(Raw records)
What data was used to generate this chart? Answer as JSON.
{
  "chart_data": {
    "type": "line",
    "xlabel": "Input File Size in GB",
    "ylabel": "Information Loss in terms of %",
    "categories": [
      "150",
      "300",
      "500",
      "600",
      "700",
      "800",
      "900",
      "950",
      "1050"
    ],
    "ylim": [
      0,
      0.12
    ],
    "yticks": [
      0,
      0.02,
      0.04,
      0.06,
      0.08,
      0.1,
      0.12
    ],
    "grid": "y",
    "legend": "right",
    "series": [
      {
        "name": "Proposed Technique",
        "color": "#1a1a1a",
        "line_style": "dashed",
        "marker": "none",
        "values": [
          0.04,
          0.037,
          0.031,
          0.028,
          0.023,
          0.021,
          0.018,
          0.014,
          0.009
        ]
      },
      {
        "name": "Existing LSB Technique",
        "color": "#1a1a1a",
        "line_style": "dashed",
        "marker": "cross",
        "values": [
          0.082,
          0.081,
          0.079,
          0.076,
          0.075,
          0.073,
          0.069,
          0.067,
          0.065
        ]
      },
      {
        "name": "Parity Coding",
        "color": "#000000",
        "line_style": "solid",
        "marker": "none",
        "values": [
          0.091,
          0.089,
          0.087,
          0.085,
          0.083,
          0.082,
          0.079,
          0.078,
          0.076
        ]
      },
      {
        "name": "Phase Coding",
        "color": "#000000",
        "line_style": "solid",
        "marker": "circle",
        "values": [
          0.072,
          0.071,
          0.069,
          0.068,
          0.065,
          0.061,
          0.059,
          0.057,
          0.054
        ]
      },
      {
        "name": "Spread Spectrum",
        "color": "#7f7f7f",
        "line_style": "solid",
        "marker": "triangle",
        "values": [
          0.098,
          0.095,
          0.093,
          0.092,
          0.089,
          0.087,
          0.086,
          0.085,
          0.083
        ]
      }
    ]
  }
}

Your task: Return the listing above in full, character for character.

Problem solution:
What data was used to generate this chart? Answer as JSON.
{
  "chart_data": {
    "type": "line",
    "xlabel": "Input File Size in GB",
    "ylabel": "Information Loss in terms of %",
    "categories": [
      "150",
      "300",
      "500",
      "600",
      "700",
      "800",
      "900",
      "950",
      "1050"
    ],
    "ylim": [
      0,
      0.12
    ],
    "yticks": [
      0,
      0.02,
      0.04,
      0.06,
      0.08,
      0.1,
      0.12
    ],
    "grid": "y",
    "legend": "right",
    "series": [
      {
        "name": "Proposed Technique",
        "color": "#1a1a1a",
        "line_style": "dashed",
        "marker": "none",
        "values": [
          0.04,
          0.037,
          0.031,
          0.028,
          0.023,
          0.021,
          0.018,
          0.014,
          0.009
        ]
      },
      {
        "name": "Existing LSB Technique",
        "color": "#1a1a1a",
        "line_style": "dashed",
        "marker": "cross",
        "values": [
          0.082,
          0.081,
          0.079,
          0.076,
          0.075,
          0.073,
          0.069,
          0.067,
          0.065
        ]
      },
      {
        "name": "Parity Coding",
        "color": "#000000",
        "line_style": "solid",
        "marker": "none",
        "values": [
          0.091,
          0.089,
          0.087,
          0.085,
          0.083,
          0.082,
          0.079,
          0.078,
          0.076
        ]
      },
      {
        "name": "Phase Coding",
        "color": "#000000",
        "line_style": "solid",
        "marker": "circle",
        "values": [
          0.072,
          0.071,
          0.069,
          0.068,
          0.065,
          0.061,
          0.059,
          0.057,
          0.054
        ]
      },
      {
        "name": "Spread Spectrum",
        "color": "#7f7f7f",
        "line_style": "solid",
        "marker": "triangle",
        "values": [
          0.098,
          0.095,
          0.093,
          0.092,
          0.089,
          0.087,
          0.086,
          0.085,
          0.083
        ]
      }
    ]
  }
}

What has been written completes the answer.